## Start Dataset excerpts
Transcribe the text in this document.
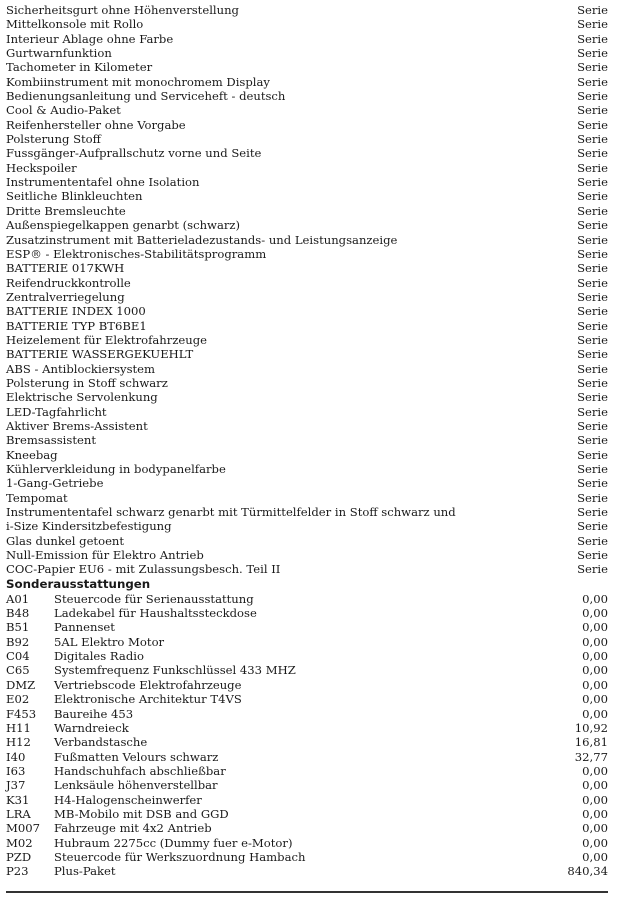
Sicherheitsgurt ohne Höhenverstellung	Serie
Mittelkonsole mit Rollo	Serie
Interieur Ablage ohne Farbe	Serie
Gurtwarnfunktion	Serie
Tachometer in Kilometer	Serie
Kombiinstrument mit monochromem Display	Serie
Bedienungsanleitung und Serviceheft - deutsch	Serie
Cool & Audio-Paket	Serie
Reifenhersteller ohne Vorgabe	Serie
Polsterung Stoff	Serie
Fussgänger-Aufprallschutz vorne und Seite	Serie
Heckspoiler	Serie
Instrumententafel ohne Isolation	Serie
Seitliche Blinkleuchten	Serie
Dritte Bremsleuchte	Serie
Außenspiegelkappen genarbt (schwarz)	Serie
Zusatzinstrument mit Batterieladezustands- und Leistungsanzeige	Serie
ESP® - Elektronisches-Stabilitätsprogramm	Serie
BATTERIE 017KWH	Serie
Reifendruckkontrolle	Serie
Zentralverriegelung	Serie
BATTERIE INDEX 1000	Serie
BATTERIE TYP BT6BE1	Serie
Heizelement für Elektrofahrzeuge	Serie
BATTERIE WASSERGEKUEHLT	Serie
ABS - Antiblockiersystem	Serie
Polsterung in Stoff schwarz	Serie
Elektrische Servolenkung	Serie
LED-Tagfahrlicht	Serie
Aktiver Brems-Assistent	Serie
Bremsassistent	Serie
Kneebag	Serie
Kühlerverkleidung in bodypanelfarbe	Serie
1-Gang-Getriebe	Serie
Tempomat	Serie
Instrumententafel schwarz genarbt mit Türmittelfelder in Stoff schwarz und	Serie
i-Size Kindersitzbefestigung	Serie
Glas dunkel getoent	Serie
Null-Emission für Elektro Antrieb	Serie
COC-Papier EU6 - mit Zulassungsbesch. Teil II	Serie
Sonderausstattungen
A01 Steuercode für Serienausstattung	0,00
B48 Ladekabel für Haushaltssteckdose	0,00
B51 Pannenset	0,00
B92 5AL Elektro Motor	0,00
C04 Digitales Radio	0,00
C65 Systemfrequenz Funkschlüssel 433 MHZ	0,00
DMZ Vertriebscode Elektrofahrzeuge	0,00
E02 Elektronische Architektur T4VS	0,00
F453 Baureihe 453	0,00
H11 Warndreieck	10,92
H12 Verbandstasche	16,81
I40 Fußmatten Velours schwarz	32,77
I63 Handschuhfach abschließbar	0,00
J37 Lenksäule höhenverstellbar	0,00
K31 H4-Halogenscheinwerfer	0,00
LRA MB-Mobilo mit DSB and GGD	0,00
M007 Fahrzeuge mit 4x2 Antrieb	0,00
M02 Hubraum 2275cc (Dummy fuer e-Motor)	0,00
PZD Steuercode für Werkszuordnung Hambach	0,00
P23 Plus-Paket	840,34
## End Dataset excerpts
Select all lines with the word "Antrieb" from the entries above.

Null-Emission für Elektro Antrieb	Serie
M007 Fahrzeuge mit 4x2 Antrieb	0,00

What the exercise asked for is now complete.